===== Listed records
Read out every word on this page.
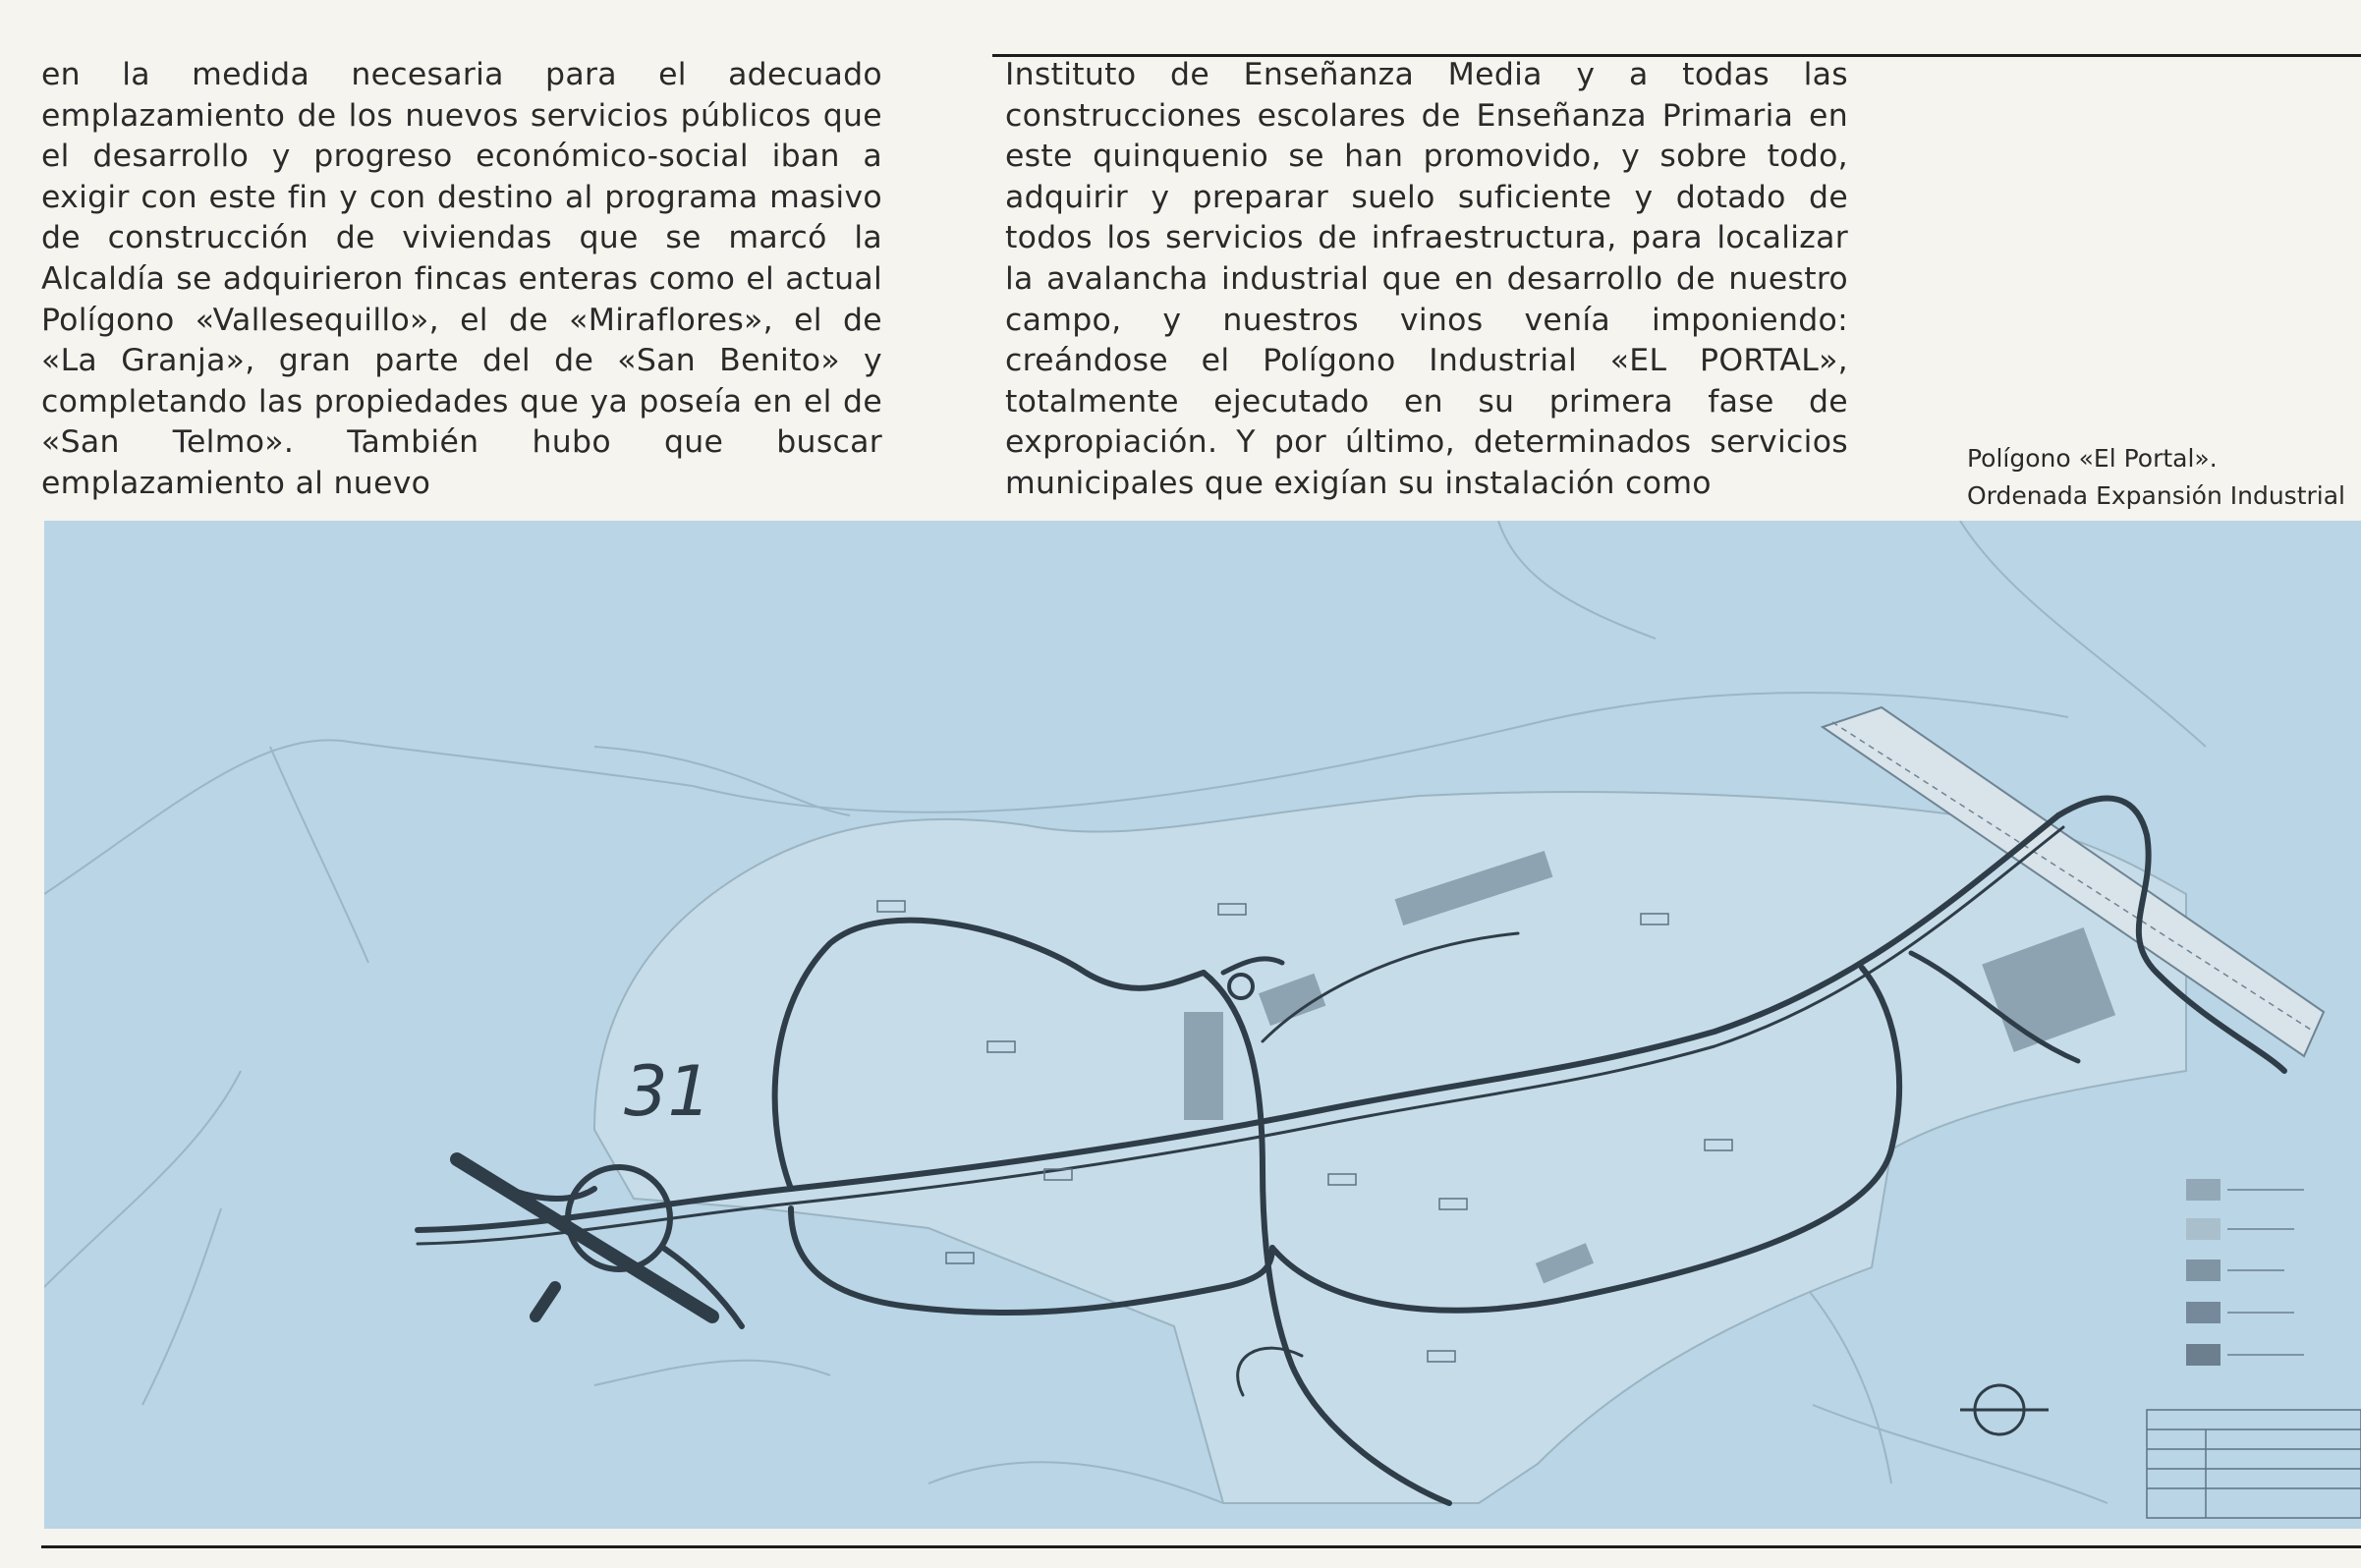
en la medida necesaria para el adecuado emplazamiento de los nuevos servicios públicos que el desarrollo y progreso económico-social iban a exigir con este fin y con destino al programa masivo de construcción de viviendas que se marcó la Alcaldía se adquirieron fincas enteras como el actual Polígono «Vallesequillo», el de «Miraflores», el de «La Granja», gran parte del de «San Benito» y completando las propiedades que ya poseía en el de «San Telmo». También hubo que buscar emplazamiento al nuevo

Instituto de Enseñanza Media y a todas las construcciones escolares de Enseñanza Primaria en este quinquenio se han promovido, y sobre todo, adquirir y preparar suelo suficiente y dotado de todos los servicios de infraestructura, para localizar la avalancha industrial que en desarrollo de nuestro campo, y nuestros vinos venía imponiendo: creándose el Polígono Industrial «EL PORTAL», totalmente ejecutado en su primera fase de expropiación. Y por último, determinados servicios municipales que exigían su instalación como

Polígono «El Portal».
Ordenada Expansión Industrial
31
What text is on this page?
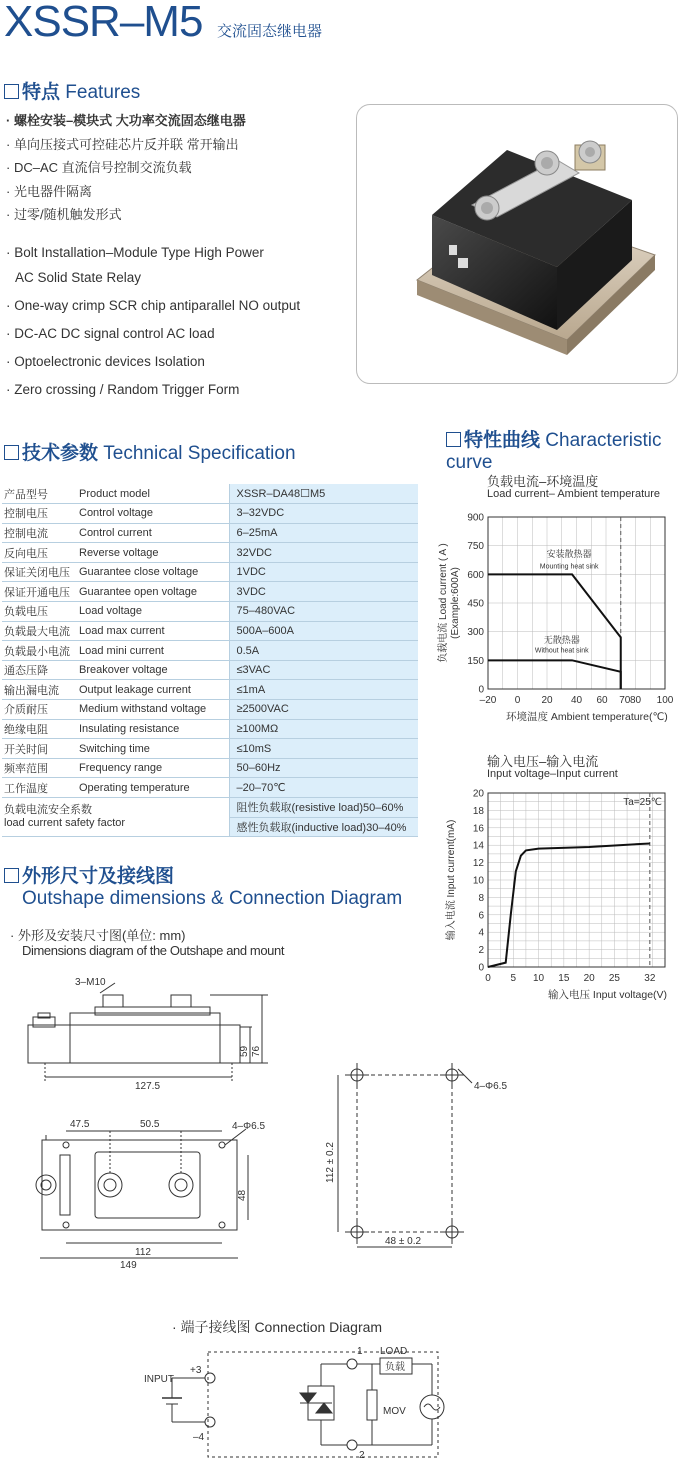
XSSR–M5 交流固态继电器
特点 Features
· 螺栓安装–模块式 大功率交流固态继电器
· 单向压接式可控硅芯片反并联 常开输出
· DC–AC 直流信号控制交流负载
· 光电器件隔离
· 过零/随机触发形式
· Bolt Installation–Module Type High Power
AC Solid State Relay
· One-way crimp SCR chip antiparallel NO output
· DC-AC DC signal control AC load
· Optoelectronic devices Isolation
· Zero crossing / Random Trigger Form
技术参数 Technical Specification
产品型号	Product model	XSSR–DA48☐M5
控制电压	Control voltage	3–32VDC
控制电流	Control current	6–25mA
反向电压	Reverse voltage	32VDC
保证关闭电压	Guarantee close voltage	1VDC
保证开通电压	Guarantee open voltage	3VDC
负载电压	Load voltage	75–480VAC
负载最大电流	Load max current	500A–600A
负载最小电流	Load mini current	0.5A
通态压降	Breakover voltage	≤3VAC
输出漏电流	Output leakage current	≤1mA
介质耐压	Medium withstand voltage	≥2500VAC
绝缘电阻	Insulating resistance	≥100MΩ
开关时间	Switching time	≤10mS
频率范围	Frequency range	50–60Hz
工作温度	Operating temperature	–20–70℃

负载电流安全系数
load current safety factor		阻性负载取(resistive load)50–60%
		感性负载取(inductive load)30–40%
特性曲线 Characteristic curve
负载电流–环境温度
Load current– Ambient temperature
0
150
300
450
600
750
900
–20 0 20 40 60 70 80 100
环境温度 Ambient temperature(℃)
负载电流 Load current ( A ) (Example:600A)
安装散热器
Mounting heat sink
无散热器
Without heat sink
输入电压–输入电流
Input voltage–Input current
0
2
4
6
8
10
12
14
16
18
20
0 5 10 15 20 25 32
输入电压 Input voltage(V)
输入电流 Input current(mA)
Ta=25℃
外形尺寸及接线图
Outshape dimensions & Connection Diagram
· 外形及安装尺寸图(单位: mm)
Dimensions diagram of the Outshape and mount
3–M10
59 76
127.5
47.5	50.5	4–Φ6.5
48
112
149
112 ± 0.2
48 ± 0.2
4–Φ6.5
· 端子接线图 Connection Diagram
INPUT
+3
–4
1
2
LOAD
负载
MOV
==========
*Problem description*:
Find all lines holding the string "this" and copy them.

*Exercise result*:
Read out every word on this page.
What text is on this page?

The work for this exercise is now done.